**Aim:**
Reproduce the forum post on semiconductor design jobs below, word for word and in full.

**Reading passage:**
============
Posted on 09/28/2003 10:34:52 AM PDT by nwrep
Okay, what do you mean? I don't get paper or plastic.
He is suggesting that your son will become a grocery clerk if he studies electronics. I don't agree. There are a lot of things that could happen in the world and if we don't have people who understand modern technology we are in big trouble.
Intel, for one. Motorolla for another. Basically any designer of advanced semiconductors for the embedded market. Intel would love its StrongARM technology to be in every refridgerator, and Motorolla wants its PowerPC technology in every set top box. Like I said, DirectTV now has a TiVO like recorder in its settop box. That requires a CPU that has the power of a desktop PC.
Experience matters tremendously in the semiconductor industry. Nobody out there can build a Pentium 5 CPU unless they already have years of experience in the CPU industry. So if a TV set top box or a CD player with built-in MP3 jukebox requires a CPU the level of a PC CPU, only semiconductor companies with the experience in computer CPUs need apply.
And even the manufacturing of advanced semiconductors will remain in the US, and perhaps to some extent to Japan and Europe. I know one company that tried to take a small, 10-year old CPU design and get it fabricated by UMC in Taiwan, and UMC could not do it. It was too complex. If Taiwan cannot do it there is no way China could do it.
I was at a conference once, and somebody mentioned the number of CPU designers there were in the world. It is not a big number. I think it is about 6,000, and half of the 6,000 were employed by Intel. The number of CPU architects is much fewer (I seem to remember a number of 300, but I could be wrong on that one).
============
**Entries supplied:**

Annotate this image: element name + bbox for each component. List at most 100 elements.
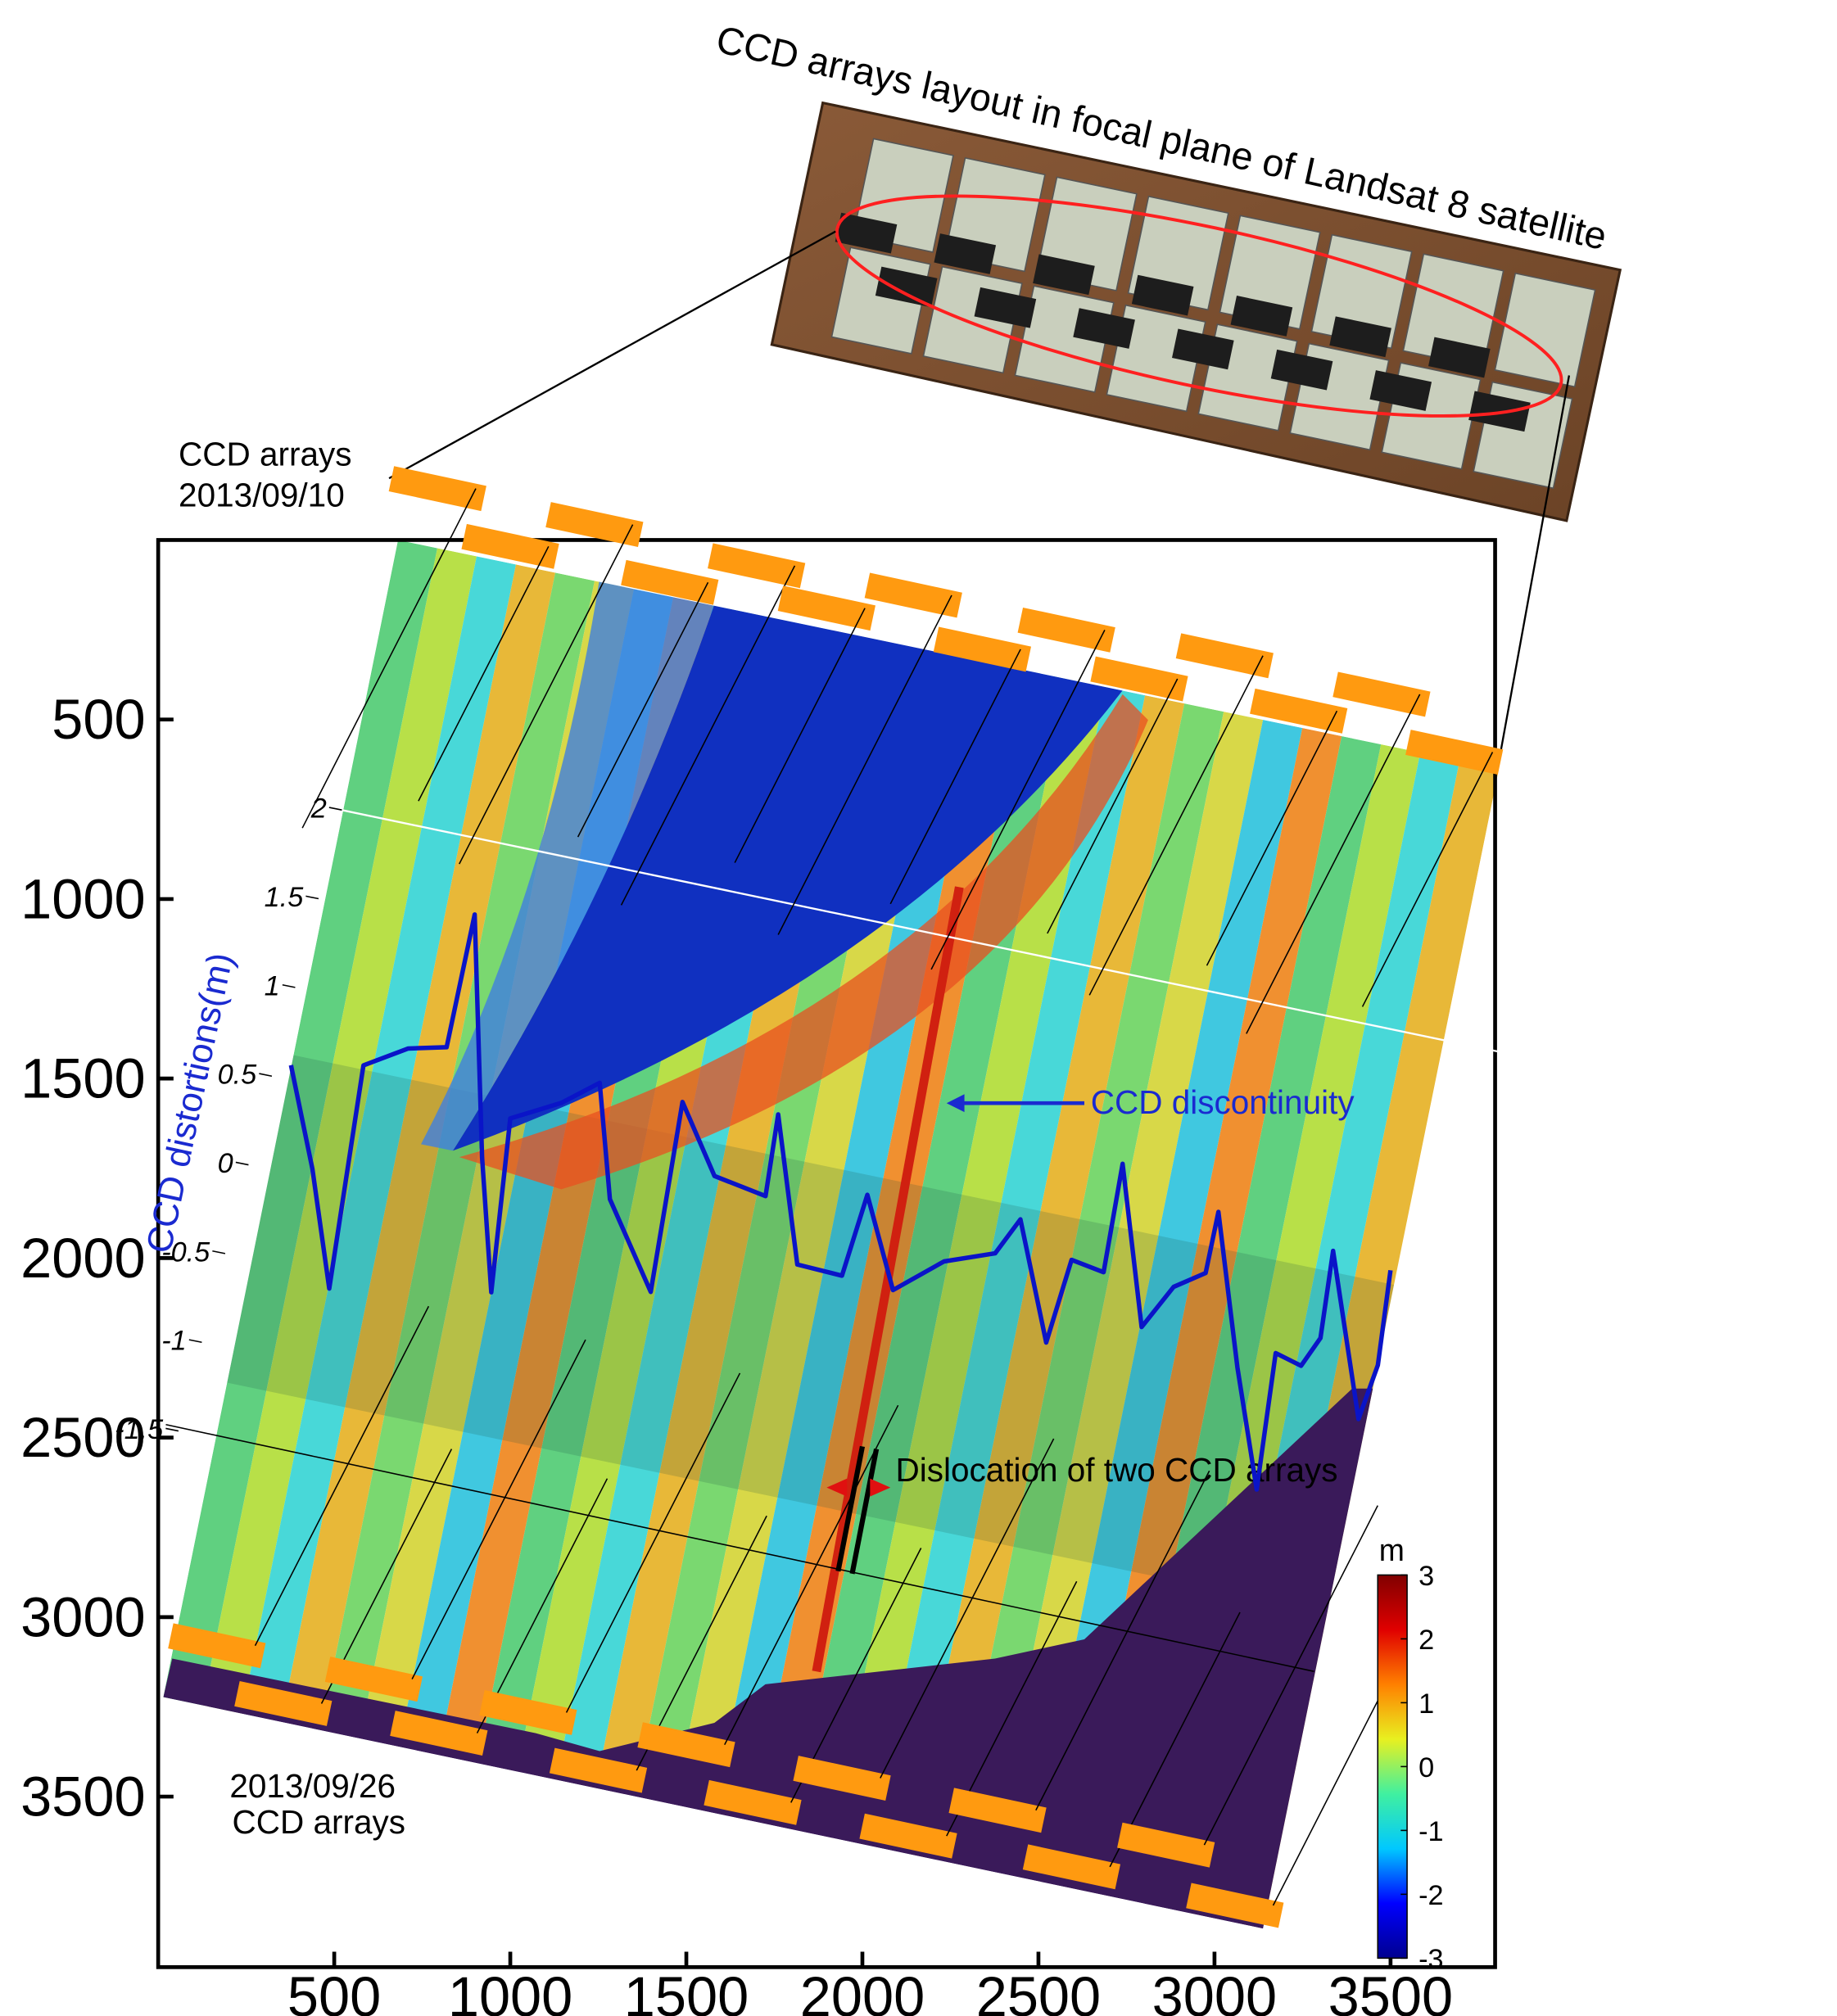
ccd-chip bbox=[835, 212, 898, 254]
ccd-chip bbox=[1131, 274, 1194, 316]
ccd-bar bbox=[777, 585, 876, 631]
colorbar-tick-label: -3 bbox=[1418, 1944, 1443, 1975]
profile-tick bbox=[212, 1250, 226, 1254]
ccd-chip bbox=[1033, 254, 1095, 296]
dislocation-arrow bbox=[870, 1478, 891, 1497]
ccd-chip bbox=[1428, 337, 1491, 378]
ccd-bar bbox=[621, 559, 719, 605]
ccd-bar bbox=[1333, 671, 1431, 717]
ccd-bar bbox=[461, 523, 559, 569]
discontinuity-arrow bbox=[946, 1094, 965, 1113]
ccd-line bbox=[724, 1404, 899, 1746]
y-tick-label: 1000 bbox=[20, 867, 145, 930]
profile-tick-label: -1.5 bbox=[115, 1414, 164, 1445]
map-stripe bbox=[831, 679, 1106, 1845]
ccd-chip bbox=[1230, 296, 1293, 337]
focal-plane-image bbox=[770, 101, 1622, 522]
map-stripe bbox=[674, 646, 949, 1812]
map-shade bbox=[163, 1030, 1500, 1645]
ccd-line bbox=[880, 1438, 1055, 1779]
dislocation-mark bbox=[835, 1445, 866, 1572]
profile-tick-label: 0 bbox=[218, 1148, 233, 1179]
ccd-bar bbox=[859, 1813, 957, 1859]
profile-tick-label: -0.5 bbox=[161, 1236, 210, 1268]
ccd-chip bbox=[1172, 328, 1234, 370]
x-tick-label: 500 bbox=[287, 1965, 381, 2016]
ccd-chip bbox=[974, 287, 1037, 328]
ccd-bar bbox=[1186, 1883, 1284, 1928]
ccd-bar bbox=[1175, 633, 1274, 679]
ccd-line bbox=[1203, 1505, 1378, 1846]
map-stripe bbox=[1028, 720, 1303, 1886]
ccd-bar bbox=[390, 1711, 488, 1756]
ccd-bar bbox=[1017, 607, 1115, 653]
map-stripe bbox=[989, 712, 1264, 1878]
profile-tick bbox=[328, 807, 342, 811]
ccd-chip bbox=[1073, 308, 1135, 349]
bottom-label: 2013/09/26 bbox=[229, 1767, 396, 1805]
profile-tick-label: 2 bbox=[310, 793, 327, 824]
map-stripe bbox=[202, 548, 477, 1714]
discontinuity-label: CCD discontinuity bbox=[1091, 1083, 1355, 1121]
dark-zone bbox=[163, 1388, 1500, 1929]
colorbar-tick-label: 2 bbox=[1418, 1625, 1434, 1656]
ccd-bar bbox=[545, 502, 644, 548]
profile-tick bbox=[305, 895, 319, 900]
profile-line bbox=[288, 912, 1393, 1492]
profile-frame bbox=[165, 1423, 1314, 1672]
profile-tick bbox=[188, 1339, 202, 1344]
profile-tick-label: 1.5 bbox=[265, 882, 304, 913]
ccd-bar bbox=[234, 1681, 333, 1726]
ccd-bar bbox=[1090, 656, 1188, 702]
profile-frame bbox=[328, 806, 1500, 1053]
y-tick-label: 1500 bbox=[20, 1046, 145, 1110]
x-tick-label: 1500 bbox=[624, 1965, 749, 2016]
y-tick-label: 3500 bbox=[20, 1765, 145, 1828]
y-tick-label: 2000 bbox=[20, 1227, 145, 1290]
dislocation-label: Dislocation of two CCD arrays bbox=[895, 1451, 1337, 1489]
ccd-line bbox=[1206, 710, 1338, 966]
ccd-bar bbox=[479, 1690, 577, 1735]
ccd-bar bbox=[637, 1722, 735, 1768]
ccd-line bbox=[476, 1478, 609, 1733]
axes-frame bbox=[156, 538, 1497, 1969]
ccd-line bbox=[777, 594, 952, 935]
connector bbox=[388, 230, 836, 480]
ccd-bar bbox=[1117, 1822, 1215, 1868]
colorbar-tick-label: 1 bbox=[1418, 1688, 1434, 1720]
dislocation-mark bbox=[849, 1448, 880, 1575]
y-tick-label: 2500 bbox=[20, 1406, 145, 1469]
ccd-chip bbox=[934, 233, 997, 274]
ccd-bar bbox=[549, 1747, 648, 1793]
ccd-chip bbox=[1270, 349, 1333, 391]
ccd-line bbox=[1035, 1470, 1210, 1811]
bottom-label: CCD arrays bbox=[232, 1803, 405, 1841]
ccd-bar bbox=[168, 1623, 266, 1669]
map-stripe bbox=[910, 695, 1185, 1861]
colorbar-tick-label: -2 bbox=[1418, 1880, 1443, 1911]
ccd-line bbox=[889, 649, 1021, 905]
blue-fade bbox=[421, 578, 715, 1151]
ccd-bar bbox=[948, 1788, 1047, 1833]
map-stripe bbox=[792, 671, 1067, 1837]
y-tick-label: 3000 bbox=[20, 1585, 145, 1648]
ccd-bar bbox=[708, 543, 806, 589]
colorbar-tick-label: 0 bbox=[1418, 1752, 1434, 1783]
profile-axis-label: CCD distortions(m) bbox=[138, 949, 241, 1257]
highlight-ellipse bbox=[835, 194, 1563, 418]
ccd-bar bbox=[1022, 1844, 1121, 1890]
profile-tick-label: 0.5 bbox=[218, 1060, 257, 1091]
profile-tick bbox=[165, 1427, 179, 1432]
ccd-bar bbox=[933, 626, 1031, 672]
map-stripe bbox=[281, 564, 556, 1730]
ccd-line bbox=[565, 1372, 741, 1713]
x-tick-label: 1000 bbox=[448, 1965, 572, 2016]
ccd-tile bbox=[1494, 272, 1596, 388]
ccd-line bbox=[1109, 1611, 1241, 1868]
ccd-line bbox=[1088, 655, 1264, 996]
ccd-line bbox=[734, 608, 866, 863]
map-stripe bbox=[949, 703, 1224, 1869]
profile-tick-label: -1 bbox=[161, 1326, 186, 1357]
============
**Exercise output:**
Posted on 09/28/2003 10:34:52 AM PDT by nwrep
Okay, what do you mean? I don't get paper or plastic.
He is suggesting that your son will become a grocery clerk if he studies electronics. I don't agree. There are a lot of things that could happen in the world and if we don't have people who understand modern technology we are in big trouble.
Intel, for one. Motorolla for another. Basically any designer of advanced semiconductors for the embedded market. Intel would love its StrongARM technology to be in every refridgerator, and Motorolla wants its PowerPC technology in every set top box. Like I said, DirectTV now has a TiVO like recorder in its settop box. That requires a CPU that has the power of a desktop PC.
Experience matters tremendously in the semiconductor industry. Nobody out there can build a Pentium 5 CPU unless they already have years of experience in the CPU industry. So if a TV set top box or a CD player with built-in MP3 jukebox requires a CPU the level of a PC CPU, only semiconductor companies with the experience in computer CPUs need apply.
And even the manufacturing of advanced semiconductors will remain in the US, and perhaps to some extent to Japan and Europe. I know one company that tried to take a small, 10-year old CPU design and get it fabricated by UMC in Taiwan, and UMC could not do it. It was too complex. If Taiwan cannot do it there is no way China could do it.
I was at a conference once, and somebody mentioned the number of CPU designers there were in the world. It is not a big number. I think it is about 6,000, and half of the 6,000 were employed by Intel. The number of CPU architects is much fewer (I seem to remember a number of 300, but I could be wrong on that one).